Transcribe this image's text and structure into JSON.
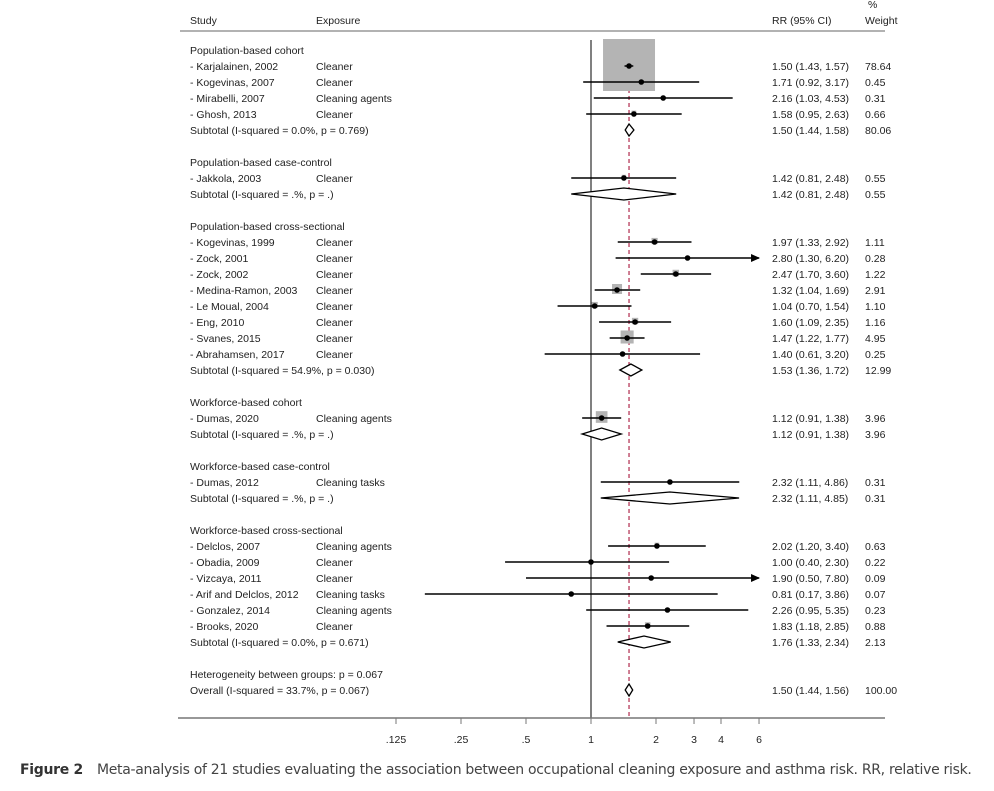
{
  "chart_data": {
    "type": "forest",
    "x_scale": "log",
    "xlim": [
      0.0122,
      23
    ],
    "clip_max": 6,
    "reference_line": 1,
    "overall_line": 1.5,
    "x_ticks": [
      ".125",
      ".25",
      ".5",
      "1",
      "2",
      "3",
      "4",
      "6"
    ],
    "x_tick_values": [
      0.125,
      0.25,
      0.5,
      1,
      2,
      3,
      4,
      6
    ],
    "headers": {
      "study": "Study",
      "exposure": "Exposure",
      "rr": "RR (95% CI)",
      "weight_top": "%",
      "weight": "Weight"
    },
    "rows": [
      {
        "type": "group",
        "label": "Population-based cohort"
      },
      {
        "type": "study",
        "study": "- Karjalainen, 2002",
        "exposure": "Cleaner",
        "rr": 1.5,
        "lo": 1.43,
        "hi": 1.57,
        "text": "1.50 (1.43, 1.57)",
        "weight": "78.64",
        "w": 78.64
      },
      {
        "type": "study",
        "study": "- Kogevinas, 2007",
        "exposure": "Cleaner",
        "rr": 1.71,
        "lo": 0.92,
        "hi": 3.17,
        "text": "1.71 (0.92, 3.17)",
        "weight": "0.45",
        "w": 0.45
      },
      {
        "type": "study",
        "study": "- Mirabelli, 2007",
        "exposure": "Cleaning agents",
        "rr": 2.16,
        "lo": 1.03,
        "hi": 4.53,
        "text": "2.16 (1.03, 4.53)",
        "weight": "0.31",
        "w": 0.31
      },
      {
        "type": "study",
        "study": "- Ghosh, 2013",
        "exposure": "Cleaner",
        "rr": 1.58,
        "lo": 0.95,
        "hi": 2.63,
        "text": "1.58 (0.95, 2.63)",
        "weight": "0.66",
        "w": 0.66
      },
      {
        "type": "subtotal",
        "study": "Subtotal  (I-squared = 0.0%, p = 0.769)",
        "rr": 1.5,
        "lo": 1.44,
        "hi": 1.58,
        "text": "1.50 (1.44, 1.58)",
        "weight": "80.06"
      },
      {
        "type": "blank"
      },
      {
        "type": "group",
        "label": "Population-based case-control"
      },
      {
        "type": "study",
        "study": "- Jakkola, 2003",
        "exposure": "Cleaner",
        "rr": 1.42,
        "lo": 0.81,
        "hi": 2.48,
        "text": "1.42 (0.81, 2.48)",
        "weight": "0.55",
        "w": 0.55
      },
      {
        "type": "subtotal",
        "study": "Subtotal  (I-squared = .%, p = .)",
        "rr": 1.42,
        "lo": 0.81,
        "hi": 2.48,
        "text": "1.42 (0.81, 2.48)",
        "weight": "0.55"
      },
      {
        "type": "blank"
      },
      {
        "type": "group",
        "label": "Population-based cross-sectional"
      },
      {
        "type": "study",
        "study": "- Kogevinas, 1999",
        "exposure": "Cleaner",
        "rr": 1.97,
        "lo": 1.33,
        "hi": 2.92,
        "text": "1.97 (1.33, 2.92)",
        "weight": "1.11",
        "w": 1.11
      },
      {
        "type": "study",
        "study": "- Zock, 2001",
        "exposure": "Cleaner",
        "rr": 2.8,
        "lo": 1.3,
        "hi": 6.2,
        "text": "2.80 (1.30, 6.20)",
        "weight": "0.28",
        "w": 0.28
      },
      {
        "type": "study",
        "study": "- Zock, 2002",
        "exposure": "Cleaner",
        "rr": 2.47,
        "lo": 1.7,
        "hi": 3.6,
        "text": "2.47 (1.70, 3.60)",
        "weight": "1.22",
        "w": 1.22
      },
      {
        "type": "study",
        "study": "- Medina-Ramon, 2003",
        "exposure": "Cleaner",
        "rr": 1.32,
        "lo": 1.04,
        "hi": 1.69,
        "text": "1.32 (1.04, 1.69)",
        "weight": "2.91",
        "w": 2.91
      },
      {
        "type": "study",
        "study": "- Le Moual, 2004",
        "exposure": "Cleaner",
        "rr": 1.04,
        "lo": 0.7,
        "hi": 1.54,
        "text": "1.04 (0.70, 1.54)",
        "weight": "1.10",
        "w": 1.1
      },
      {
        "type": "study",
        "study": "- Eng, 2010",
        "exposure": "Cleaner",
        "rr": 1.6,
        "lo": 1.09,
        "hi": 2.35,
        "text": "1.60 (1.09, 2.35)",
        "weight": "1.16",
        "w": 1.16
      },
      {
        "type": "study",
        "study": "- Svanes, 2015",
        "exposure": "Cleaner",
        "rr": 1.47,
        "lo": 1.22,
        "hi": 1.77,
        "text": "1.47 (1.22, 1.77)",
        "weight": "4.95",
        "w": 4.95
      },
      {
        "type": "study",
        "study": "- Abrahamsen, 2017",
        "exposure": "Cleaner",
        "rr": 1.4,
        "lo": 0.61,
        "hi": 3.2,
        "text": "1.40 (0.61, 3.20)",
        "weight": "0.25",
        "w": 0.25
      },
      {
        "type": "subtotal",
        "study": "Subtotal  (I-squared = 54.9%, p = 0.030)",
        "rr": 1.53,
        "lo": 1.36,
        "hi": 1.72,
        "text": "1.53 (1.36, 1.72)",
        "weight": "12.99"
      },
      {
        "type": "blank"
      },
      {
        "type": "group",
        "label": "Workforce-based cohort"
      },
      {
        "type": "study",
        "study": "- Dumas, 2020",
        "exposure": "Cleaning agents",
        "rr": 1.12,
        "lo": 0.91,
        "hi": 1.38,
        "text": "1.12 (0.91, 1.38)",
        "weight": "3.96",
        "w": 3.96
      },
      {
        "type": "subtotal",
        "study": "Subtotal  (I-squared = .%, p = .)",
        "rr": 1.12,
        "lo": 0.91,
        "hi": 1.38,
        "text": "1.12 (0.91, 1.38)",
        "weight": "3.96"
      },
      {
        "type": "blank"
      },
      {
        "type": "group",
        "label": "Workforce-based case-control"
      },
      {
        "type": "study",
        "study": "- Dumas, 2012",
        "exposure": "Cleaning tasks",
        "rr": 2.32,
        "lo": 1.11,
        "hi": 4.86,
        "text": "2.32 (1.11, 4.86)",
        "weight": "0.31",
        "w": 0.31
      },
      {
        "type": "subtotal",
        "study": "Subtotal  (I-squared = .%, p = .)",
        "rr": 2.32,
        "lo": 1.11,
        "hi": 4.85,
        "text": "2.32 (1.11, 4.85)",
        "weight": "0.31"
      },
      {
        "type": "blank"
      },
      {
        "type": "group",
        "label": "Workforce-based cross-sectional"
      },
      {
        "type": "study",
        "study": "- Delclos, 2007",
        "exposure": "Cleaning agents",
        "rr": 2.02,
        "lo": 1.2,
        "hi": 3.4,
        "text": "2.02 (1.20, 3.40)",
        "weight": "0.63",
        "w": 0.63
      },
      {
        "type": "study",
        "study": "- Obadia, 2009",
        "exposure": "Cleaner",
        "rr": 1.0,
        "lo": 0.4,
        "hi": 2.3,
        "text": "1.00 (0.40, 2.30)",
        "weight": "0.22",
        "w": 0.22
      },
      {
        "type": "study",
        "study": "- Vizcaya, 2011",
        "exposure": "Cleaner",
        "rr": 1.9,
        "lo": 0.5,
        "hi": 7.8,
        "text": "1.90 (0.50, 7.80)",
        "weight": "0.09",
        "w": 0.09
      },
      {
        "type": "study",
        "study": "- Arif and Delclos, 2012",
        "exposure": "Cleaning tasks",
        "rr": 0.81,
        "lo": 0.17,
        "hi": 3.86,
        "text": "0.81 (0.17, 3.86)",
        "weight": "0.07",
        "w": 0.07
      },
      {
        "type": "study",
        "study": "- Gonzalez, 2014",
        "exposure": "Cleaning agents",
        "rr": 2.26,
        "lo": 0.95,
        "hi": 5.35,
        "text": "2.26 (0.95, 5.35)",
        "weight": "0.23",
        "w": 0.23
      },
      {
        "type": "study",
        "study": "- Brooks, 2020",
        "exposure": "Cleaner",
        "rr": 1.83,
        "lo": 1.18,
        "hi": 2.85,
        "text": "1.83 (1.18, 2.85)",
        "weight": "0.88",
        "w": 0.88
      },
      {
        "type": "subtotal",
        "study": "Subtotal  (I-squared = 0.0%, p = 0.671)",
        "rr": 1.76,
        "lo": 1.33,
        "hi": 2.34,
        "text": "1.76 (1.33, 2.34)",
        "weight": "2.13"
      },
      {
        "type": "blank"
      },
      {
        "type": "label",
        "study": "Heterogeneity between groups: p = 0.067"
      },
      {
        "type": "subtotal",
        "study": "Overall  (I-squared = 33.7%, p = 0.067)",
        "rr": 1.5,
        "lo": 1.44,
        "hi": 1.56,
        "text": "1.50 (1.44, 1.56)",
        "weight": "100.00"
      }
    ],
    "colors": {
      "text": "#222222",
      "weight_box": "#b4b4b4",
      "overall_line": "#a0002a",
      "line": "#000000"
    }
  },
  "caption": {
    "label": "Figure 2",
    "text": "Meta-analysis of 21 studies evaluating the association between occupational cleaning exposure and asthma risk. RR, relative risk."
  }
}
--------------------------------------------------
> **SET PROBLEM**: State how many lines above include the word "Population", and nothing more.

> **COMPLETE ANSWER**: 3